» SET TASK: Write out every entry precisely as given, leaving the pictures out.

#### DATA TO USE ####

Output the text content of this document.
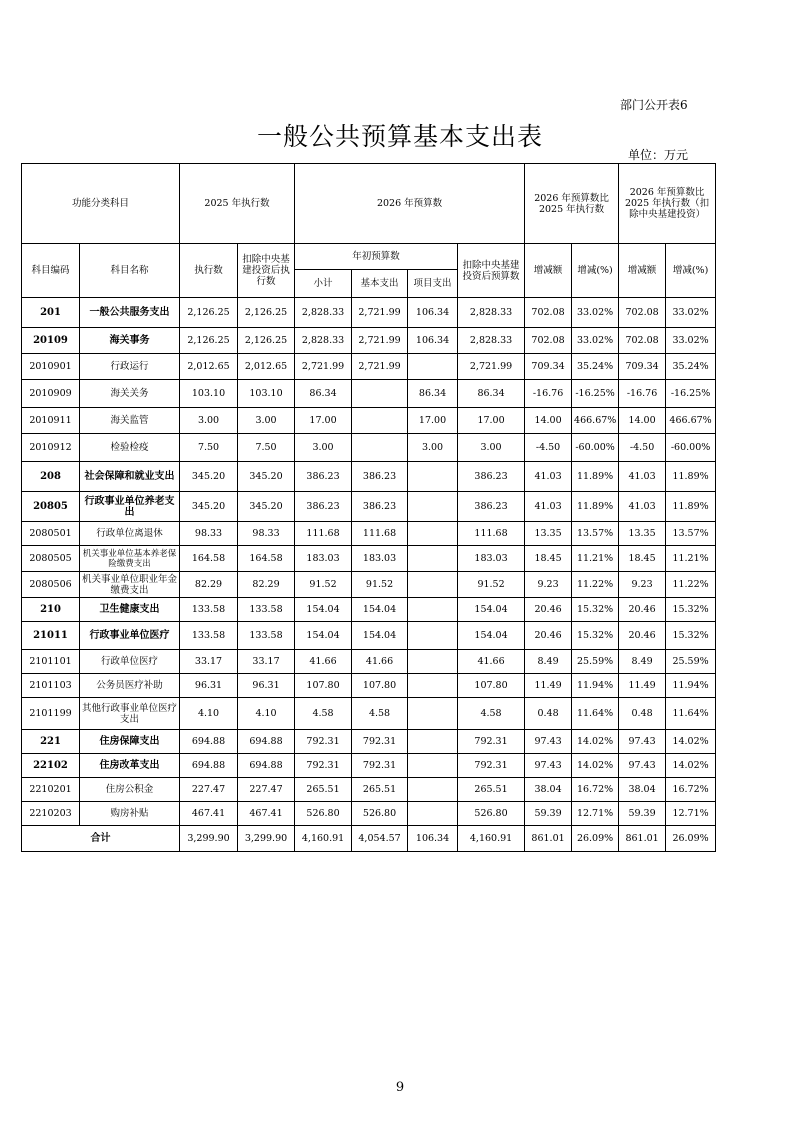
部门公开表6
一般公共预算基本支出表
单位：万元
功能分类科目		2025 年执行数		2026 年预算数				2026 年预算数比 2025 年执行数		2026 年预算数比 2025 年执行数（扣除中央基建投资）	
科目编码	科目名称	执行数	扣除中央基建投资后执行数	年初预算数			扣除中央基建投资后预算数	增减额	增减(%)	增减额	增减(%)
				小计	基本支出	项目支出					
201	一般公共服务支出	2,126.25	2,126.25	2,828.33	2,721.99	106.34	2,828.33	702.08	33.02%	702.08	33.02%
20109	海关事务	2,126.25	2,126.25	2,828.33	2,721.99	106.34	2,828.33	702.08	33.02%	702.08	33.02%
2010901	行政运行	2,012.65	2,012.65	2,721.99	2,721.99		2,721.99	709.34	35.24%	709.34	35.24%
2010909	海关关务	103.10	103.10	86.34		86.34	86.34	-16.76	-16.25%	-16.76	-16.25%
2010911	海关监管	3.00	3.00	17.00		17.00	17.00	14.00	466.67%	14.00	466.67%
2010912	检验检疫	7.50	7.50	3.00		3.00	3.00	-4.50	-60.00%	-4.50	-60.00%
208	社会保障和就业支出	345.20	345.20	386.23	386.23		386.23	41.03	11.89%	41.03	11.89%
20805	行政事业单位养老支出	345.20	345.20	386.23	386.23		386.23	41.03	11.89%	41.03	11.89%
2080501	行政单位离退休	98.33	98.33	111.68	111.68		111.68	13.35	13.57%	13.35	13.57%
2080505	机关事业单位基本养老保险缴费支出	164.58	164.58	183.03	183.03		183.03	18.45	11.21%	18.45	11.21%
2080506	机关事业单位职业年金缴费支出	82.29	82.29	91.52	91.52		91.52	9.23	11.22%	9.23	11.22%
210	卫生健康支出	133.58	133.58	154.04	154.04		154.04	20.46	15.32%	20.46	15.32%
21011	行政事业单位医疗	133.58	133.58	154.04	154.04		154.04	20.46	15.32%	20.46	15.32%
2101101	行政单位医疗	33.17	33.17	41.66	41.66		41.66	8.49	25.59%	8.49	25.59%
2101103	公务员医疗补助	96.31	96.31	107.80	107.80		107.80	11.49	11.94%	11.49	11.94%
2101199	其他行政事业单位医疗支出	4.10	4.10	4.58	4.58		4.58	0.48	11.64%	0.48	11.64%
221	住房保障支出	694.88	694.88	792.31	792.31		792.31	97.43	14.02%	97.43	14.02%
22102	住房改革支出	694.88	694.88	792.31	792.31		792.31	97.43	14.02%	97.43	14.02%
2210201	住房公积金	227.47	227.47	265.51	265.51		265.51	38.04	16.72%	38.04	16.72%
2210203	购房补贴	467.41	467.41	526.80	526.80		526.80	59.39	12.71%	59.39	12.71%
合计		3,299.90	3,299.90	4,160.91	4,054.57	106.34	4,160.91	861.01	26.09%	861.01	26.09%
9
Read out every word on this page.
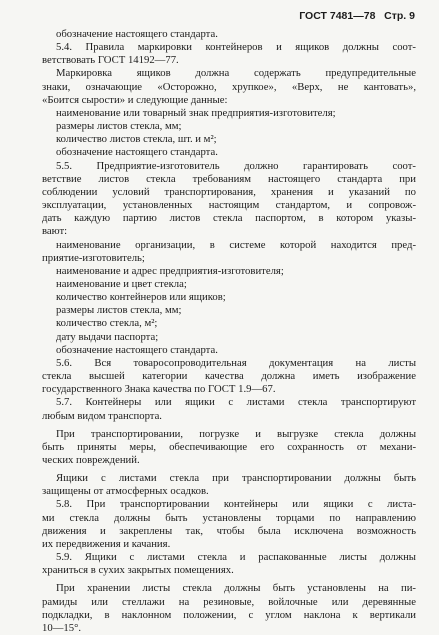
ГОСТ 7481—78 Стр. 9
обозначение настоящего стандарта.
5.4. Правила маркировки контейнеров и ящиков должны соот-
ветствовать ГОСТ 14192—77.
Маркировка ящиков должна содержать предупредительные
знаки, означающие «Осторожно, хрупкое», «Верх, не кантовать»,
«Боится сырости» и следующие данные:
наименование или товарный знак предприятия-изготовителя;
размеры листов стекла, мм;
количество листов стекла, шт. и м²;
обозначение настоящего стандарта.
5.5. Предприятие-изготовитель должно гарантировать соот-
ветствие листов стекла требованиям настоящего стандарта при
соблюдении условий транспортирования, хранения и указаний по
эксплуатации, установленных настоящим стандартом, и сопровож-
дать каждую партию листов стекла паспортом, в котором указы-
вают:
наименование организации, в системе которой находится пред-
приятие-изготовитель;
наименование и адрес предприятия-изготовителя;
наименование и цвет стекла;
количество контейнеров или ящиков;
размеры листов стекла, мм;
количество стекла, м²;
дату выдачи паспорта;
обозначение настоящего стандарта.
5.6. Вся товаросопроводительная документация на листы
стекла высшей категории качества должна иметь изображение
государственного Знака качества по ГОСТ 1.9—67.
5.7. Контейнеры или ящики с листами стекла транспортируют
любым видом транспорта.
При транспортировании, погрузке и выгрузке стекла должны
быть приняты меры, обеспечивающие его сохранность от механи-
ческих повреждений.
Ящики с листами стекла при транспортировании должны быть
защищены от атмосферных осадков.
5.8. При транспортировании контейнеры или ящики с листа-
ми стекла должны быть установлены торцами по направлению
движения и закреплены так, чтобы была исключена возможность
их передвижения и качания.
5.9. Ящики с листами стекла и распакованные листы должны
храниться в сухих закрытых помещениях.
При хранении листы стекла должны быть установлены на пи-
рамиды или стеллажи на резиновые, войлочные или деревянные
подкладки, в наклонном положении, с углом наклона к вертикали
10—15°.
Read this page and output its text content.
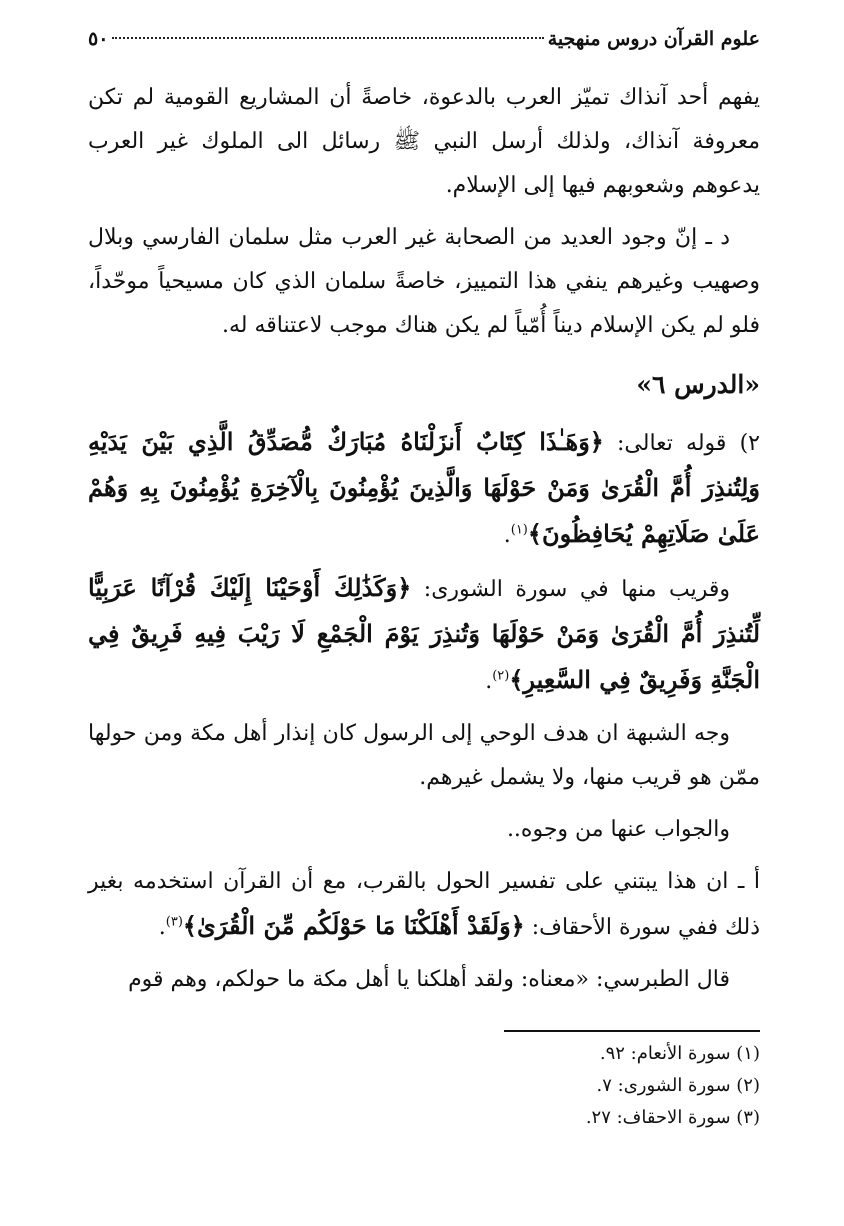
علوم القرآن دروس منهجية
٥٠

يفهم أحد آنذاك تميّز العرب بالدعوة، خاصةً أن المشاريع القومية لم تكن معروفة آنذاك، ولذلك أرسل النبي ﷺ رسائل الى الملوك غير العرب يدعوهم وشعوبهم فيها إلى الإسلام.

د ـ إنّ وجود العديد من الصحابة غير العرب مثل سلمان الفارسي وبلال وصهيب وغيرهم ينفي هذا التمييز، خاصةً سلمان الذي كان مسيحياً موحّداً، فلو لم يكن الإسلام ديناً أُمّياً لم يكن هناك موجب لاعتناقه له.

«الدرس ٦»

٢) قوله تعالى: ﴿وَهَـٰذَا كِتَابٌ أَنزَلْنَاهُ مُبَارَكٌ مُّصَدِّقُ الَّذِي بَيْنَ يَدَيْهِ وَلِتُنذِرَ أُمَّ الْقُرَىٰ وَمَنْ حَوْلَهَا وَالَّذِينَ يُؤْمِنُونَ بِالْآخِرَةِ يُؤْمِنُونَ بِهِ وَهُمْ عَلَىٰ صَلَاتِهِمْ يُحَافِظُونَ﴾$^{(١)}$.

وقريب منها في سورة الشورى: ﴿وَكَذَٰلِكَ أَوْحَيْنَا إِلَيْكَ قُرْآنًا عَرَبِيًّا لِّتُنذِرَ أُمَّ الْقُرَىٰ وَمَنْ حَوْلَهَا وَتُنذِرَ يَوْمَ الْجَمْعِ لَا رَيْبَ فِيهِ فَرِيقٌ فِي الْجَنَّةِ وَفَرِيقٌ فِي السَّعِيرِ﴾$^{(٢)}$.

وجه الشبهة ان هدف الوحي إلى الرسول كان إنذار أهل مكة ومن حولها ممّن هو قريب منها، ولا يشمل غيرهم.

والجواب عنها من وجوه..

أ ـ ان هذا يبتني على تفسير الحول بالقرب، مع أن القرآن استخدمه بغير ذلك ففي سورة الأحقاف: ﴿وَلَقَدْ أَهْلَكْنَا مَا حَوْلَكُم مِّنَ الْقُرَىٰ﴾$^{(٣)}$.

قال الطبرسي: «معناه: ولقد أهلكنا يا أهل مكة ما حولكم، وهم قوم

(١) سورة الأنعام: ٩٢.

(٢) سورة الشورى: ٧.

(٣) سورة الاحقاف: ٢٧.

####

» SOLUTION TO THIS PROBLEM:
Output the text content of this document.
部门公开表6
一般公共预算基本支出表
单位：万元
功能分类科目		2025 年执行数		2026 年预算数				2026 年预算数比 2025 年执行数		2026 年预算数比 2025 年执行数（扣除中央基建投资）	
科目编码	科目名称	执行数	扣除中央基建投资后执行数	年初预算数			扣除中央基建投资后预算数	增减额	增减(%)	增减额	增减(%)
				小计	基本支出	项目支出					
201	一般公共服务支出	2,126.25	2,126.25	2,828.33	2,721.99	106.34	2,828.33	702.08	33.02%	702.08	33.02%
20109	海关事务	2,126.25	2,126.25	2,828.33	2,721.99	106.34	2,828.33	702.08	33.02%	702.08	33.02%
2010901	行政运行	2,012.65	2,012.65	2,721.99	2,721.99		2,721.99	709.34	35.24%	709.34	35.24%
2010909	海关关务	103.10	103.10	86.34		86.34	86.34	-16.76	-16.25%	-16.76	-16.25%
2010911	海关监管	3.00	3.00	17.00		17.00	17.00	14.00	466.67%	14.00	466.67%
2010912	检验检疫	7.50	7.50	3.00		3.00	3.00	-4.50	-60.00%	-4.50	-60.00%
208	社会保障和就业支出	345.20	345.20	386.23	386.23		386.23	41.03	11.89%	41.03	11.89%
20805	行政事业单位养老支出	345.20	345.20	386.23	386.23		386.23	41.03	11.89%	41.03	11.89%
2080501	行政单位离退休	98.33	98.33	111.68	111.68		111.68	13.35	13.57%	13.35	13.57%
2080505	机关事业单位基本养老保险缴费支出	164.58	164.58	183.03	183.03		183.03	18.45	11.21%	18.45	11.21%
2080506	机关事业单位职业年金缴费支出	82.29	82.29	91.52	91.52		91.52	9.23	11.22%	9.23	11.22%
210	卫生健康支出	133.58	133.58	154.04	154.04		154.04	20.46	15.32%	20.46	15.32%
21011	行政事业单位医疗	133.58	133.58	154.04	154.04		154.04	20.46	15.32%	20.46	15.32%
2101101	行政单位医疗	33.17	33.17	41.66	41.66		41.66	8.49	25.59%	8.49	25.59%
2101103	公务员医疗补助	96.31	96.31	107.80	107.80		107.80	11.49	11.94%	11.49	11.94%
2101199	其他行政事业单位医疗支出	4.10	4.10	4.58	4.58		4.58	0.48	11.64%	0.48	11.64%
221	住房保障支出	694.88	694.88	792.31	792.31		792.31	97.43	14.02%	97.43	14.02%
22102	住房改革支出	694.88	694.88	792.31	792.31		792.31	97.43	14.02%	97.43	14.02%
2210201	住房公积金	227.47	227.47	265.51	265.51		265.51	38.04	16.72%	38.04	16.72%
2210203	购房补贴	467.41	467.41	526.80	526.80		526.80	59.39	12.71%	59.39	12.71%
合计		3,299.90	3,299.90	4,160.91	4,054.57	106.34	4,160.91	861.01	26.09%	861.01	26.09%
9
Read out every word on this page.
ГОСТ 7481—78 Стр. 9
обозначение настоящего стандарта.
5.4. Правила маркировки контейнеров и ящиков должны соот-
ветствовать ГОСТ 14192—77.
Маркировка ящиков должна содержать предупредительные
знаки, означающие «Осторожно, хрупкое», «Верх, не кантовать»,
«Боится сырости» и следующие данные:
наименование или товарный знак предприятия-изготовителя;
размеры листов стекла, мм;
количество листов стекла, шт. и м²;
обозначение настоящего стандарта.
5.5. Предприятие-изготовитель должно гарантировать соот-
ветствие листов стекла требованиям настоящего стандарта при
соблюдении условий транспортирования, хранения и указаний по
эксплуатации, установленных настоящим стандартом, и сопровож-
дать каждую партию листов стекла паспортом, в котором указы-
вают:
наименование организации, в системе которой находится пред-
приятие-изготовитель;
наименование и адрес предприятия-изготовителя;
наименование и цвет стекла;
количество контейнеров или ящиков;
размеры листов стекла, мм;
количество стекла, м²;
дату выдачи паспорта;
обозначение настоящего стандарта.
5.6. Вся товаросопроводительная документация на листы
стекла высшей категории качества должна иметь изображение
государственного Знака качества по ГОСТ 1.9—67.
5.7. Контейнеры или ящики с листами стекла транспортируют
любым видом транспорта.
При транспортировании, погрузке и выгрузке стекла должны
быть приняты меры, обеспечивающие его сохранность от механи-
ческих повреждений.
Ящики с листами стекла при транспортировании должны быть
защищены от атмосферных осадков.
5.8. При транспортировании контейнеры или ящики с листа-
ми стекла должны быть установлены торцами по направлению
движения и закреплены так, чтобы была исключена возможность
их передвижения и качания.
5.9. Ящики с листами стекла и распакованные листы должны
храниться в сухих закрытых помещениях.
При хранении листы стекла должны быть установлены на пи-
рамиды или стеллажи на резиновые, войлочные или деревянные
подкладки, в наклонном положении, с углом наклона к вертикали
10—15°.
Read this page and output its text content.
علوم القرآن دروس منهجية
٥٠

يفهم أحد آنذاك تميّز العرب بالدعوة، خاصةً أن المشاريع القومية لم تكن معروفة آنذاك، ولذلك أرسل النبي ﷺ رسائل الى الملوك غير العرب يدعوهم وشعوبهم فيها إلى الإسلام.

د ـ إنّ وجود العديد من الصحابة غير العرب مثل سلمان الفارسي وبلال وصهيب وغيرهم ينفي هذا التمييز، خاصةً سلمان الذي كان مسيحياً موحّداً، فلو لم يكن الإسلام ديناً أُمّياً لم يكن هناك موجب لاعتناقه له.

«الدرس ٦»

٢) قوله تعالى: ﴿وَهَـٰذَا كِتَابٌ أَنزَلْنَاهُ مُبَارَكٌ مُّصَدِّقُ الَّذِي بَيْنَ يَدَيْهِ وَلِتُنذِرَ أُمَّ الْقُرَىٰ وَمَنْ حَوْلَهَا وَالَّذِينَ يُؤْمِنُونَ بِالْآخِرَةِ يُؤْمِنُونَ بِهِ وَهُمْ عَلَىٰ صَلَاتِهِمْ يُحَافِظُونَ﴾$^{(١)}$.

وقريب منها في سورة الشورى: ﴿وَكَذَٰلِكَ أَوْحَيْنَا إِلَيْكَ قُرْآنًا عَرَبِيًّا لِّتُنذِرَ أُمَّ الْقُرَىٰ وَمَنْ حَوْلَهَا وَتُنذِرَ يَوْمَ الْجَمْعِ لَا رَيْبَ فِيهِ فَرِيقٌ فِي الْجَنَّةِ وَفَرِيقٌ فِي السَّعِيرِ﴾$^{(٢)}$.

وجه الشبهة ان هدف الوحي إلى الرسول كان إنذار أهل مكة ومن حولها ممّن هو قريب منها، ولا يشمل غيرهم.

والجواب عنها من وجوه..

أ ـ ان هذا يبتني على تفسير الحول بالقرب، مع أن القرآن استخدمه بغير ذلك ففي سورة الأحقاف: ﴿وَلَقَدْ أَهْلَكْنَا مَا حَوْلَكُم مِّنَ الْقُرَىٰ﴾$^{(٣)}$.

قال الطبرسي: «معناه: ولقد أهلكنا يا أهل مكة ما حولكم، وهم قوم

(١) سورة الأنعام: ٩٢.

(٢) سورة الشورى: ٧.

(٣) سورة الاحقاف: ٢٧.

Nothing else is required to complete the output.